(Dataset items)
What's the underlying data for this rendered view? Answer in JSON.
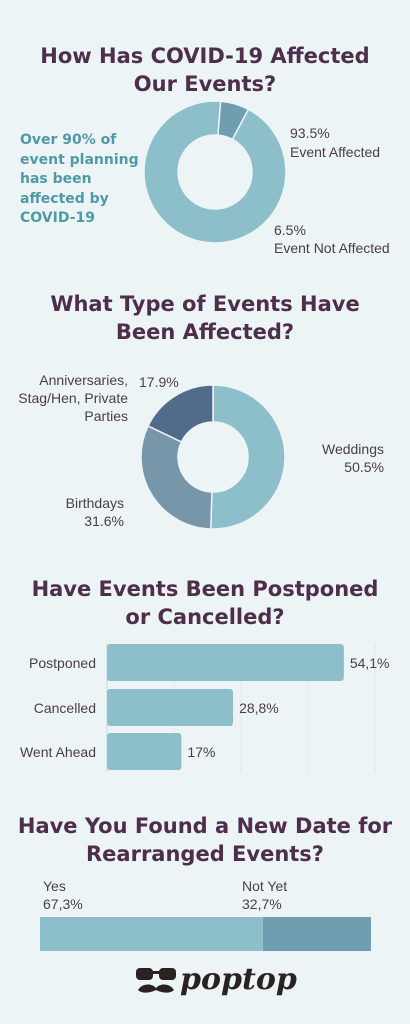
{
  "colors": {
    "background": "#edf4f6",
    "title": "#4d2e4b",
    "callout": "#4f9aa6",
    "teal_light": "#8dbfca",
    "teal_mid": "#6f9eb0",
    "slate_mid": "#7796a9",
    "slate_dark": "#526b8a",
    "text": "#4a3b4f"
  },
  "section1": {
    "title_line1": "How Has COVID-19 Affected",
    "title_line2": "Our Events?",
    "callout_lines": [
      "Over 90% of",
      "event planning",
      "has been",
      "affected by",
      "COVID-19"
    ],
    "labels": [
      {
        "pct": "93.5%",
        "name": "Event Affected"
      },
      {
        "pct": "6.5%",
        "name": "Event Not Affected"
      }
    ]
  },
  "section2": {
    "title_line1": "What Type of Events Have",
    "title_line2": "Been Affected?",
    "anniv_lines": [
      "Anniversaries,",
      "Stag/Hen, Private",
      "Parties"
    ],
    "anniv_pct": "17.9%",
    "weddings_name": "Weddings",
    "weddings_pct": "50.5%",
    "birthdays_name": "Birthdays",
    "birthdays_pct": "31.6%"
  },
  "section3": {
    "title_line1": "Have Events Been Postponed",
    "title_line2": "or Cancelled?"
  },
  "section4": {
    "title_line1": "Have You Found a New Date for",
    "title_line2": "Rearranged Events?",
    "yes_name": "Yes",
    "yes_pct": "67,3%",
    "notyet_name": "Not Yet",
    "notyet_pct": "32,7%"
  },
  "logo": {
    "text": "poptop"
  },
  "chart_data": [
    {
      "type": "pie",
      "labels": [
        "Event Affected",
        "Event Not Affected"
      ],
      "values": [
        93.5,
        6.5
      ],
      "colors": [
        "#8dbfca",
        "#6f9eb0"
      ],
      "title": "How Has COVID-19 Affected Our Events?"
    },
    {
      "type": "pie",
      "labels": [
        "Weddings",
        "Birthdays",
        "Anniversaries, Stag/Hen, Private Parties"
      ],
      "values": [
        50.5,
        31.6,
        17.9
      ],
      "colors": [
        "#8dbfca",
        "#7796a9",
        "#526b8a"
      ],
      "title": "What Type of Events Have Been Affected?"
    },
    {
      "type": "bar",
      "orientation": "horizontal",
      "categories": [
        "Postponed",
        "Cancelled",
        "Went Ahead"
      ],
      "values": [
        54.1,
        28.8,
        17
      ],
      "value_labels": [
        "54,1%",
        "28,8%",
        "17%"
      ],
      "title": "Have Events Been Postponed or Cancelled?",
      "xlim": [
        0,
        60
      ]
    },
    {
      "type": "bar",
      "orientation": "horizontal",
      "stacked": true,
      "categories": [
        "Yes",
        "Not Yet"
      ],
      "values": [
        67.3,
        32.7
      ],
      "title": "Have You Found a New Date for Rearranged Events?"
    }
  ]
}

_PROBLEM TO WORK ON_: Every line that holds the word "Events" counts once; state the total number of such lines and nothing else.

_WRITTEN SOLUTION_: 8